- _Problem 1_
In the post about a trip abroad, who was the writer's first real dialogue in Italy with?

- _Selected text_
◇ ◇ ◇ ◇ ◇ ◇ ◇
An Enlightening Trip (Abroad)
Posted Sep. 25 at 3:22 am by Duff McKagan
I want to first state that this piece, while political in nature, is not meant to sway votes. I have an opinion on the Presidential candidates. My views will color my writing at times.
A few weeks back, I posed a question to you, the Weekly reader. I asked for you all to form a somewhat concise idea that I could in turn ask in question form of the average European, to find out what they thought of our upcoming election and even where they thought America itself may be headed in the near future. The response from you all was really quite fantastic. Well, as it turns out, on my current trip here, I am being stopped short before I can even get a question out. Opinions here are rampant and overwhelmingly similar. Our conversations go something like this. . .
My first stop was Italy, and my first real dialogue was with a person from the local press in Milan. I asked him if he knew of the recent developments in the U.S. presidential race.
“Oh, yes,” he replied, “ this Palin woman scares the hell out of me and she must be stopped. It seems that she is for real, right?” I asked what he meant by that.
“Well, she likes to shoot guns and doesn’t believe in sex education?” I said that in fact these were the exact things I had heard in a very simplified way, but yes, these things did actually appeal to a large part of the voting constituency back home.
“Oh, shit,” he said, “they are going to win aren’t they. . .” I said that I did not know.
“Well, this is what I now feel and it makes me very sad.” I left Italy with a sense of embarrassment that I could not shake. (Shame?).
I do realize that every country has its own political and civil issues, and that by no means are we Americans alone in the arena of frustration with empty-promise-laden talking heads, but the world does look to the U.S. for a lead when things like the Georgia crisis happens—that is just the way it is.
OK, then, on to the U.K. The viewpoints on U.S. politics seem to be a bit more keen here in Britain, as our two countries have sort of been in bed on things like the “War on Terror.” I boarded our band tour bus after we arrived at Heathrow, and promptly asked our driver if he was “up” on the current American presidential race. His name is Darren, and his statement went something like this:
“Oh, yes, I am quite familiar with the whole thing. This Palin bird from Alaska quite scares the shit out of me. She is getting a lot of coverage over here for how bizarre she actually is to us. The U.K. doesn’t really understand someone like her.” I replied that the people that I know from the U.S. don’t really understand her either.
◇ ◇ ◇ ◇ ◇ ◇ ◇
- _Supplied records_
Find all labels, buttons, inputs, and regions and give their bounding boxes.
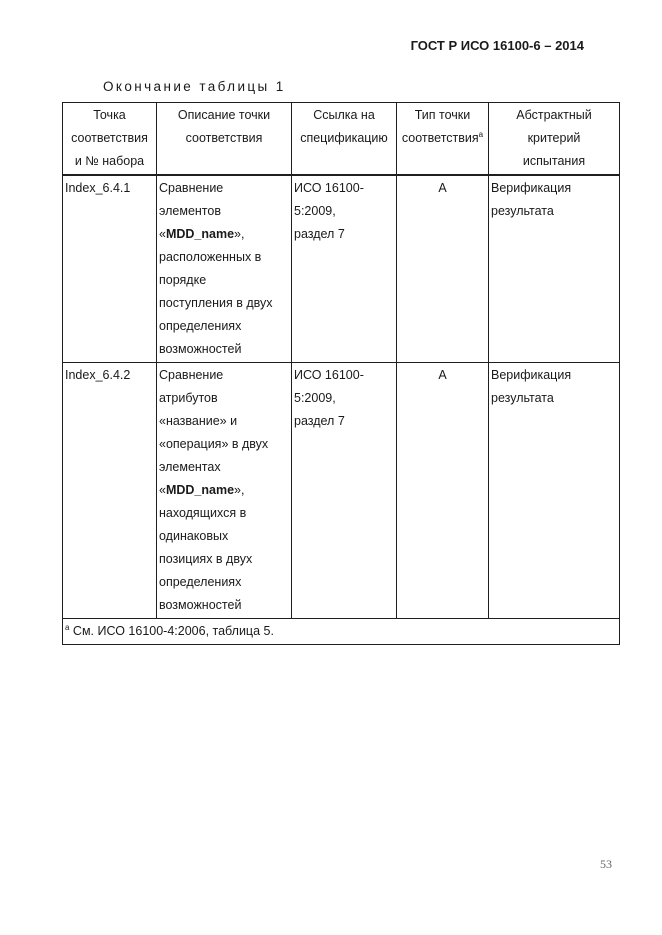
col-header-point: Точка соответствия и № набора <box>63 103 157 176</box>
cell-point-id: Index_6.4.1 <box>63 175 157 363</box>
col-header-criterion: Абстрактный критерий испытания <box>489 103 620 176</box>
table-row <box>63 175 620 363</box>
cell-description: Сравнение атрибутов «название» и «операция» в двух элементах «MDD_name», находящихся в одинаковых позициях в двух определениях возможностей <box>157 363 292 619</box>
footnote-row <box>63 619 620 645</box>
page-number: 53 <box>600 857 612 871</box>
cell-type: A <box>397 175 489 363</box>
col-header-type: Тип точки соответствия$^a$ <box>397 103 489 176</box>
cell-description: Сравнение элементов «MDD_name», расположенных в порядке поступления в двух определениях возможностей <box>157 175 292 363</box>
cell-criterion: Верификация результата <box>489 363 620 619</box>
conformance-table <box>62 102 620 645</box>
cell-point-id: Index_6.4.2 <box>63 363 157 619</box>
table-row <box>63 363 620 619</box>
cell-criterion: Верификация результата <box>489 175 620 363</box>
footnote-marker: a <box>478 129 484 139</box>
col-header-reference: Ссылка на спецификацию <box>292 103 397 176</box>
cell-reference: ИСО 16100- 5:2009, раздел 7 <box>292 363 397 619</box>
col-header-description: Описание точки соответствия <box>157 103 292 176</box>
table-caption: Окончание таблицы 1 <box>103 79 286 94</box>
cell-reference: ИСО 16100- 5:2009, раздел 7 <box>292 175 397 363</box>
table-footnote: $^a$ См. ИСО 16100-4:2006, таблица 5. <box>63 619 620 645</box>
table-header-row <box>63 103 620 176</box>
cell-type: A <box>397 363 489 619</box>
standard-header: ГОСТ Р ИСО 16100-6 – 2014 <box>410 38 584 53</box>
◇ ◇ ◇ ◇ ◇ ◇ ◇
- _Problem 2_
In the entries, reproduce the lines starting at the one containing "col-header-point: Точка соответствия" and ending at the one containing "cell-point-id: Index_6.4.2 <box>63", with "Сопоставление" substituted for "Сравнение" and nothing else changed. Give only those lines.

- _Full solution 1_
A person from the local press in Milan.

- _Full solution 2_
col-header-point: Точка соответствия и № набора <box>63 103 157 176</box>
cell-point-id: Index_6.4.1 <box>63 175 157 363</box>
col-header-criterion: Абстрактный критерий испытания <box>489 103 620 176</box>
table-row <box>63 175 620 363</box>
cell-description: Сопоставление атрибутов «название» и «операция» в двух элементах «MDD_name», находящихся в одинаковых позициях в двух определениях возможностей <box>157 363 292 619</box>
footnote-row <box>63 619 620 645</box>
page-number: 53 <box>600 857 612 871</box>
cell-type: A <box>397 175 489 363</box>
col-header-type: Тип точки соответствия$^a$ <box>397 103 489 176</box>
cell-description: Сопоставление элементов «MDD_name», расположенных в порядке поступления в двух определениях возможностей <box>157 175 292 363</box>
cell-criterion: Верификация результата <box>489 363 620 619</box>
conformance-table <box>62 102 620 645</box>
cell-point-id: Index_6.4.2 <box>63 363 157 619</box>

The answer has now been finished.